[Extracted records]

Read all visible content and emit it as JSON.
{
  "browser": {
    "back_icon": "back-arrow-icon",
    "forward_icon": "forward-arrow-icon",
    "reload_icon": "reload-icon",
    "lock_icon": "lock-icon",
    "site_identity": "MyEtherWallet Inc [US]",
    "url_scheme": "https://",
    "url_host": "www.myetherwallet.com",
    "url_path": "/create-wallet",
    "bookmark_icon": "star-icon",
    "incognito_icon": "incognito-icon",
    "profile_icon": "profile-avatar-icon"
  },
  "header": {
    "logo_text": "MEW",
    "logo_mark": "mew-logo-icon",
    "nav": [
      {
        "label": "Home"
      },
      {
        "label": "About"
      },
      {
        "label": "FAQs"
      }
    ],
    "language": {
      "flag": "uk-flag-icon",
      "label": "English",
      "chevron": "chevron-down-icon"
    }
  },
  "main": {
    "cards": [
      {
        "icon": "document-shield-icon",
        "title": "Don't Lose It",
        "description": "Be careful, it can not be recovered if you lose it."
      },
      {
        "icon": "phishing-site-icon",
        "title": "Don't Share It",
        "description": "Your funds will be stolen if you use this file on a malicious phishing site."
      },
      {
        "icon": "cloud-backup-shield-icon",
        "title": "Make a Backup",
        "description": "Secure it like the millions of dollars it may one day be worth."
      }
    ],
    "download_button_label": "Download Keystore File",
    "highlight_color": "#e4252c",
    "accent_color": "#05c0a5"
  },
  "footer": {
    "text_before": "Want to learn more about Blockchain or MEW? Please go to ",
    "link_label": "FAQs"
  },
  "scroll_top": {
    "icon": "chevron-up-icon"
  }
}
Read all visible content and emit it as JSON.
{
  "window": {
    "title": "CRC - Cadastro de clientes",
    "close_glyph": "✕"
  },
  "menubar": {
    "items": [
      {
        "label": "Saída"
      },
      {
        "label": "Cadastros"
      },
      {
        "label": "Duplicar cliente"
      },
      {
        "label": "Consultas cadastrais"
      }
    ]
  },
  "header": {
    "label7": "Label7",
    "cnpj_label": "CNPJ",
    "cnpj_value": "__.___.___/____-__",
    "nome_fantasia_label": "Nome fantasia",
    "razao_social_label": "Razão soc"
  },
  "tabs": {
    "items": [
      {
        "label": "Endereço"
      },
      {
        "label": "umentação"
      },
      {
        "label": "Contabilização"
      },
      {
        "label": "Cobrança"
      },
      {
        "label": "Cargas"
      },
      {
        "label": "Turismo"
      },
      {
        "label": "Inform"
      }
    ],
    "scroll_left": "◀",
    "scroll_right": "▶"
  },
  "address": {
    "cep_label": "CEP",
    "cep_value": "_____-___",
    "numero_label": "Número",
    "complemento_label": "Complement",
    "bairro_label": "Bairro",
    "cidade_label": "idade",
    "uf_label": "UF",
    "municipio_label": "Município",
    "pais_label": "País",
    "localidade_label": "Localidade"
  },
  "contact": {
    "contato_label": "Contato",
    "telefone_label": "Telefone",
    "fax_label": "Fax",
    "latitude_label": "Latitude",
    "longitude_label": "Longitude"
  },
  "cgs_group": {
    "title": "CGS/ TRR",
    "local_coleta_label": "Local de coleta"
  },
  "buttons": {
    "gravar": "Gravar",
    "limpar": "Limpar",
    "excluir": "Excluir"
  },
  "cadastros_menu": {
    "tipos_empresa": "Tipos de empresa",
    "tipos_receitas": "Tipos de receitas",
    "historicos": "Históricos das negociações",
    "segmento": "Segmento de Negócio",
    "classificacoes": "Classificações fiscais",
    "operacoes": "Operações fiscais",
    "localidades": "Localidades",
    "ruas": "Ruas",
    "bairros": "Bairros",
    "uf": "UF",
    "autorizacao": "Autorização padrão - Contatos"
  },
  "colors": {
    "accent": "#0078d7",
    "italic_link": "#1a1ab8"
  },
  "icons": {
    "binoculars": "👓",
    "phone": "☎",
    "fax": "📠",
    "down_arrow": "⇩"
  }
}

YOUR INSTRUCTIONS ->
Set down each entry again, unchanged.

SOLUTION FOR THIS PROBLEM ->
Read all visible content and emit it as JSON.
{
  "browser": {
    "back_icon": "back-arrow-icon",
    "forward_icon": "forward-arrow-icon",
    "reload_icon": "reload-icon",
    "lock_icon": "lock-icon",
    "site_identity": "MyEtherWallet Inc [US]",
    "url_scheme": "https://",
    "url_host": "www.myetherwallet.com",
    "url_path": "/create-wallet",
    "bookmark_icon": "star-icon",
    "incognito_icon": "incognito-icon",
    "profile_icon": "profile-avatar-icon"
  },
  "header": {
    "logo_text": "MEW",
    "logo_mark": "mew-logo-icon",
    "nav": [
      {
        "label": "Home"
      },
      {
        "label": "About"
      },
      {
        "label": "FAQs"
      }
    ],
    "language": {
      "flag": "uk-flag-icon",
      "label": "English",
      "chevron": "chevron-down-icon"
    }
  },
  "main": {
    "cards": [
      {
        "icon": "document-shield-icon",
        "title": "Don't Lose It",
        "description": "Be careful, it can not be recovered if you lose it."
      },
      {
        "icon": "phishing-site-icon",
        "title": "Don't Share It",
        "description": "Your funds will be stolen if you use this file on a malicious phishing site."
      },
      {
        "icon": "cloud-backup-shield-icon",
        "title": "Make a Backup",
        "description": "Secure it like the millions of dollars it may one day be worth."
      }
    ],
    "download_button_label": "Download Keystore File",
    "highlight_color": "#e4252c",
    "accent_color": "#05c0a5"
  },
  "footer": {
    "text_before": "Want to learn more about Blockchain or MEW? Please go to ",
    "link_label": "FAQs"
  },
  "scroll_top": {
    "icon": "chevron-up-icon"
  }
}
Read all visible content and emit it as JSON.
{
  "window": {
    "title": "CRC - Cadastro de clientes",
    "close_glyph": "✕"
  },
  "menubar": {
    "items": [
      {
        "label": "Saída"
      },
      {
        "label": "Cadastros"
      },
      {
        "label": "Duplicar cliente"
      },
      {
        "label": "Consultas cadastrais"
      }
    ]
  },
  "header": {
    "label7": "Label7",
    "cnpj_label": "CNPJ",
    "cnpj_value": "__.___.___/____-__",
    "nome_fantasia_label": "Nome fantasia",
    "razao_social_label": "Razão soc"
  },
  "tabs": {
    "items": [
      {
        "label": "Endereço"
      },
      {
        "label": "umentação"
      },
      {
        "label": "Contabilização"
      },
      {
        "label": "Cobrança"
      },
      {
        "label": "Cargas"
      },
      {
        "label": "Turismo"
      },
      {
        "label": "Inform"
      }
    ],
    "scroll_left": "◀",
    "scroll_right": "▶"
  },
  "address": {
    "cep_label": "CEP",
    "cep_value": "_____-___",
    "numero_label": "Número",
    "complemento_label": "Complement",
    "bairro_label": "Bairro",
    "cidade_label": "idade",
    "uf_label": "UF",
    "municipio_label": "Município",
    "pais_label": "País",
    "localidade_label": "Localidade"
  },
  "contact": {
    "contato_label": "Contato",
    "telefone_label": "Telefone",
    "fax_label": "Fax",
    "latitude_label": "Latitude",
    "longitude_label": "Longitude"
  },
  "cgs_group": {
    "title": "CGS/ TRR",
    "local_coleta_label": "Local de coleta"
  },
  "buttons": {
    "gravar": "Gravar",
    "limpar": "Limpar",
    "excluir": "Excluir"
  },
  "cadastros_menu": {
    "tipos_empresa": "Tipos de empresa",
    "tipos_receitas": "Tipos de receitas",
    "historicos": "Históricos das negociações",
    "segmento": "Segmento de Negócio",
    "classificacoes": "Classificações fiscais",
    "operacoes": "Operações fiscais",
    "localidades": "Localidades",
    "ruas": "Ruas",
    "bairros": "Bairros",
    "uf": "UF",
    "autorizacao": "Autorização padrão - Contatos"
  },
  "colors": {
    "accent": "#0078d7",
    "italic_link": "#1a1ab8"
  },
  "icons": {
    "binoculars": "👓",
    "phone": "☎",
    "fax": "📠",
    "down_arrow": "⇩"
  }
}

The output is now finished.